| Exercise aim |
The records that follow should be retyped word for word.

| Given data |

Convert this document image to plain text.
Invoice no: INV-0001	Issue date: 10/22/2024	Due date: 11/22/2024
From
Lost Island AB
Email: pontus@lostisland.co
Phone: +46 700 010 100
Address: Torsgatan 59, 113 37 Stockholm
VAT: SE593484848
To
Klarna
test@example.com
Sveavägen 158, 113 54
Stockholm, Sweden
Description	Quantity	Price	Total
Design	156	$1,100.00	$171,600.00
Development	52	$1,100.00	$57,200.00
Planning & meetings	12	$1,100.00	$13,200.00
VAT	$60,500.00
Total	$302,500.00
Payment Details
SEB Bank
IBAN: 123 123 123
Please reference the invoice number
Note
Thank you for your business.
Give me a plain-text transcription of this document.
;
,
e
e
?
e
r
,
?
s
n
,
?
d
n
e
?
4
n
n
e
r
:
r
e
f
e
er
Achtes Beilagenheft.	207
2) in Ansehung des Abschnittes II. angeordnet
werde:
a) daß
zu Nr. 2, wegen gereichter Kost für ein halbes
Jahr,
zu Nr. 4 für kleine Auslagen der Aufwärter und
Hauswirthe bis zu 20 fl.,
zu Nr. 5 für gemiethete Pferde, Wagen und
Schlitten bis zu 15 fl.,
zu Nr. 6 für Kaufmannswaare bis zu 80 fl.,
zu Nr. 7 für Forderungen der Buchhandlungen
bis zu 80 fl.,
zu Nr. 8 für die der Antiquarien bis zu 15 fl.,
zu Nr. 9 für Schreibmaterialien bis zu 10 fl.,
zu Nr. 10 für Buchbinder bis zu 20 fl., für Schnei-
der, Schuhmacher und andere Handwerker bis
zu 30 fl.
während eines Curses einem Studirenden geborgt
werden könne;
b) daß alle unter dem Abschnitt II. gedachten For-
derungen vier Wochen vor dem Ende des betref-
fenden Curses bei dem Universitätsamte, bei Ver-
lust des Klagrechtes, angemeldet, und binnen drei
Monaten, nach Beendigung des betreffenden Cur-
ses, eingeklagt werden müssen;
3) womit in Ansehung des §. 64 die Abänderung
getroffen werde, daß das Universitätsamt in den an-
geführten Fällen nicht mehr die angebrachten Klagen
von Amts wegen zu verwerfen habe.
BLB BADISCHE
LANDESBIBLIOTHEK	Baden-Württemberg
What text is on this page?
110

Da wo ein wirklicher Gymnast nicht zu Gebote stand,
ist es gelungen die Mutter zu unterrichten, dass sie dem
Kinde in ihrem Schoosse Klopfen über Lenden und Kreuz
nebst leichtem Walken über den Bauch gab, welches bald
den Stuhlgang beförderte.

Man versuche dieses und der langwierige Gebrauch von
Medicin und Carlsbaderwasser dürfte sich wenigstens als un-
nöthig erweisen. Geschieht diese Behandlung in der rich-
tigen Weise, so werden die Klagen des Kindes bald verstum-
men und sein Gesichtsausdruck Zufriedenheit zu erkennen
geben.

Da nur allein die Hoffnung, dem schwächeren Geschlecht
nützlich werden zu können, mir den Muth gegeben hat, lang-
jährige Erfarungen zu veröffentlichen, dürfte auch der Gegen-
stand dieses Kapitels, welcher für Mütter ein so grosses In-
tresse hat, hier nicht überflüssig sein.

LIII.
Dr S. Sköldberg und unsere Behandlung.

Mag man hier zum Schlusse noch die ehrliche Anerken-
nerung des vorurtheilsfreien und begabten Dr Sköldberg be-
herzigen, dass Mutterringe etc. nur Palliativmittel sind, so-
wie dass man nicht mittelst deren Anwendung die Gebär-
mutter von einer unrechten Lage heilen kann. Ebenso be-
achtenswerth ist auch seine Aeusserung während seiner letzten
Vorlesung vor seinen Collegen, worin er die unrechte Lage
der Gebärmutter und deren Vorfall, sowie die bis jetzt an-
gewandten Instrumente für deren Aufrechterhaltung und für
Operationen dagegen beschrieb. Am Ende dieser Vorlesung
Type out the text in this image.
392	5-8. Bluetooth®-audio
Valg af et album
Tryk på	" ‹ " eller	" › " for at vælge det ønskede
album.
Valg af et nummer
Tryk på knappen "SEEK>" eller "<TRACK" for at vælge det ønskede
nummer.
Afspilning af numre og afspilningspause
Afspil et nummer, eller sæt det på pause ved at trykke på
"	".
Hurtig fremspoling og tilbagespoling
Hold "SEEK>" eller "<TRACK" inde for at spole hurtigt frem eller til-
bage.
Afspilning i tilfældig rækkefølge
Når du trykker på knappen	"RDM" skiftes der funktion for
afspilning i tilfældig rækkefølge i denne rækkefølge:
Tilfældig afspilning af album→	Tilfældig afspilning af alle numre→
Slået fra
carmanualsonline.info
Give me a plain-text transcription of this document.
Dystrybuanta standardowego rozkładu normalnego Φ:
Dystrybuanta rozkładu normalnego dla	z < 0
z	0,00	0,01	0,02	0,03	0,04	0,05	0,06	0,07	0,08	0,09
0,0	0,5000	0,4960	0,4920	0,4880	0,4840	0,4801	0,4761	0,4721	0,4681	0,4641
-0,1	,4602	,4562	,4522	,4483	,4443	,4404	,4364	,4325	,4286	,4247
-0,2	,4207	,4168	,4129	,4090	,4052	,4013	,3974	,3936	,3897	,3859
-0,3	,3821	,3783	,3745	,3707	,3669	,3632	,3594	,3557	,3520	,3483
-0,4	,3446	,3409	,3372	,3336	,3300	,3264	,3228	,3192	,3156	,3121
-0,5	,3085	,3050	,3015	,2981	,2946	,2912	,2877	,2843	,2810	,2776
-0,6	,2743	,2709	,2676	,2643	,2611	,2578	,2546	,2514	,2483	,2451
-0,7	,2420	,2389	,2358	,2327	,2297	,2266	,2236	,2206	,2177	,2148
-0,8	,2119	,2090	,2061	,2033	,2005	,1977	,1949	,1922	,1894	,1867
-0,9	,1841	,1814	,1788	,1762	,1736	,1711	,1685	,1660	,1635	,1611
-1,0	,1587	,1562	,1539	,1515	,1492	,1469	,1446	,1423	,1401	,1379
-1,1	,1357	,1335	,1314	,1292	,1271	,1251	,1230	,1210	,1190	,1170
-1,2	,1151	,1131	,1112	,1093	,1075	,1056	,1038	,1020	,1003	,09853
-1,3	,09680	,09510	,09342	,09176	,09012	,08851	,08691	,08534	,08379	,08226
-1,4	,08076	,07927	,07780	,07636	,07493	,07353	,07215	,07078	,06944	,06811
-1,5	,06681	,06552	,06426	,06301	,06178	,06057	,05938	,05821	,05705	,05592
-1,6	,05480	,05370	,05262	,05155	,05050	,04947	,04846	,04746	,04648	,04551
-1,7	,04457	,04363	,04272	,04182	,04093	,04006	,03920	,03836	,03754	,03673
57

| Finished exercise |
Convert this document image to plain text.
Invoice no: INV-0001	Issue date: 10/22/2024	Due date: 11/22/2024
From
Lost Island AB
Email: pontus@lostisland.co
Phone: +46 700 010 100
Address: Torsgatan 59, 113 37 Stockholm
VAT: SE593484848
To
Klarna
test@example.com
Sveavägen 158, 113 54
Stockholm, Sweden
Description	Quantity	Price	Total
Design	156	$1,100.00	$171,600.00
Development	52	$1,100.00	$57,200.00
Planning & meetings	12	$1,100.00	$13,200.00
VAT	$60,500.00
Total	$302,500.00
Payment Details
SEB Bank
IBAN: 123 123 123
Please reference the invoice number
Note
Thank you for your business.
Give me a plain-text transcription of this document.
;
,
e
e
?
e
r
,
?
s
n
,
?
d
n
e
?
4
n
n
e
r
:
r
e
f
e
er
Achtes Beilagenheft.	207
2) in Ansehung des Abschnittes II. angeordnet
werde:
a) daß
zu Nr. 2, wegen gereichter Kost für ein halbes
Jahr,
zu Nr. 4 für kleine Auslagen der Aufwärter und
Hauswirthe bis zu 20 fl.,
zu Nr. 5 für gemiethete Pferde, Wagen und
Schlitten bis zu 15 fl.,
zu Nr. 6 für Kaufmannswaare bis zu 80 fl.,
zu Nr. 7 für Forderungen der Buchhandlungen
bis zu 80 fl.,
zu Nr. 8 für die der Antiquarien bis zu 15 fl.,
zu Nr. 9 für Schreibmaterialien bis zu 10 fl.,
zu Nr. 10 für Buchbinder bis zu 20 fl., für Schnei-
der, Schuhmacher und andere Handwerker bis
zu 30 fl.
während eines Curses einem Studirenden geborgt
werden könne;
b) daß alle unter dem Abschnitt II. gedachten For-
derungen vier Wochen vor dem Ende des betref-
fenden Curses bei dem Universitätsamte, bei Ver-
lust des Klagrechtes, angemeldet, und binnen drei
Monaten, nach Beendigung des betreffenden Cur-
ses, eingeklagt werden müssen;
3) womit in Ansehung des §. 64 die Abänderung
getroffen werde, daß das Universitätsamt in den an-
geführten Fällen nicht mehr die angebrachten Klagen
von Amts wegen zu verwerfen habe.
BLB BADISCHE
LANDESBIBLIOTHEK	Baden-Württemberg
What text is on this page?
110

Da wo ein wirklicher Gymnast nicht zu Gebote stand,
ist es gelungen die Mutter zu unterrichten, dass sie dem
Kinde in ihrem Schoosse Klopfen über Lenden und Kreuz
nebst leichtem Walken über den Bauch gab, welches bald
den Stuhlgang beförderte.

Man versuche dieses und der langwierige Gebrauch von
Medicin und Carlsbaderwasser dürfte sich wenigstens als un-
nöthig erweisen. Geschieht diese Behandlung in der rich-
tigen Weise, so werden die Klagen des Kindes bald verstum-
men und sein Gesichtsausdruck Zufriedenheit zu erkennen
geben.

Da nur allein die Hoffnung, dem schwächeren Geschlecht
nützlich werden zu können, mir den Muth gegeben hat, lang-
jährige Erfarungen zu veröffentlichen, dürfte auch der Gegen-
stand dieses Kapitels, welcher für Mütter ein so grosses In-
tresse hat, hier nicht überflüssig sein.

LIII.
Dr S. Sköldberg und unsere Behandlung.

Mag man hier zum Schlusse noch die ehrliche Anerken-
nerung des vorurtheilsfreien und begabten Dr Sköldberg be-
herzigen, dass Mutterringe etc. nur Palliativmittel sind, so-
wie dass man nicht mittelst deren Anwendung die Gebär-
mutter von einer unrechten Lage heilen kann. Ebenso be-
achtenswerth ist auch seine Aeusserung während seiner letzten
Vorlesung vor seinen Collegen, worin er die unrechte Lage
der Gebärmutter und deren Vorfall, sowie die bis jetzt an-
gewandten Instrumente für deren Aufrechterhaltung und für
Operationen dagegen beschrieb. Am Ende dieser Vorlesung
Type out the text in this image.
392	5-8. Bluetooth®-audio
Valg af et album
Tryk på	" ‹ " eller	" › " for at vælge det ønskede
album.
Valg af et nummer
Tryk på knappen "SEEK>" eller "<TRACK" for at vælge det ønskede
nummer.
Afspilning af numre og afspilningspause
Afspil et nummer, eller sæt det på pause ved at trykke på
"	".
Hurtig fremspoling og tilbagespoling
Hold "SEEK>" eller "<TRACK" inde for at spole hurtigt frem eller til-
bage.
Afspilning i tilfældig rækkefølge
Når du trykker på knappen	"RDM" skiftes der funktion for
afspilning i tilfældig rækkefølge i denne rækkefølge:
Tilfældig afspilning af album→	Tilfældig afspilning af alle numre→
Slået fra
carmanualsonline.info
Give me a plain-text transcription of this document.
Dystrybuanta standardowego rozkładu normalnego Φ:
Dystrybuanta rozkładu normalnego dla	z < 0
z	0,00	0,01	0,02	0,03	0,04	0,05	0,06	0,07	0,08	0,09
0,0	0,5000	0,4960	0,4920	0,4880	0,4840	0,4801	0,4761	0,4721	0,4681	0,4641
-0,1	,4602	,4562	,4522	,4483	,4443	,4404	,4364	,4325	,4286	,4247
-0,2	,4207	,4168	,4129	,4090	,4052	,4013	,3974	,3936	,3897	,3859
-0,3	,3821	,3783	,3745	,3707	,3669	,3632	,3594	,3557	,3520	,3483
-0,4	,3446	,3409	,3372	,3336	,3300	,3264	,3228	,3192	,3156	,3121
-0,5	,3085	,3050	,3015	,2981	,2946	,2912	,2877	,2843	,2810	,2776
-0,6	,2743	,2709	,2676	,2643	,2611	,2578	,2546	,2514	,2483	,2451
-0,7	,2420	,2389	,2358	,2327	,2297	,2266	,2236	,2206	,2177	,2148
-0,8	,2119	,2090	,2061	,2033	,2005	,1977	,1949	,1922	,1894	,1867
-0,9	,1841	,1814	,1788	,1762	,1736	,1711	,1685	,1660	,1635	,1611
-1,0	,1587	,1562	,1539	,1515	,1492	,1469	,1446	,1423	,1401	,1379
-1,1	,1357	,1335	,1314	,1292	,1271	,1251	,1230	,1210	,1190	,1170
-1,2	,1151	,1131	,1112	,1093	,1075	,1056	,1038	,1020	,1003	,09853
-1,3	,09680	,09510	,09342	,09176	,09012	,08851	,08691	,08534	,08379	,08226
-1,4	,08076	,07927	,07780	,07636	,07493	,07353	,07215	,07078	,06944	,06811
-1,5	,06681	,06552	,06426	,06301	,06178	,06057	,05938	,05821	,05705	,05592
-1,6	,05480	,05370	,05262	,05155	,05050	,04947	,04846	,04746	,04648	,04551
-1,7	,04457	,04363	,04272	,04182	,04093	,04006	,03920	,03836	,03754	,03673
57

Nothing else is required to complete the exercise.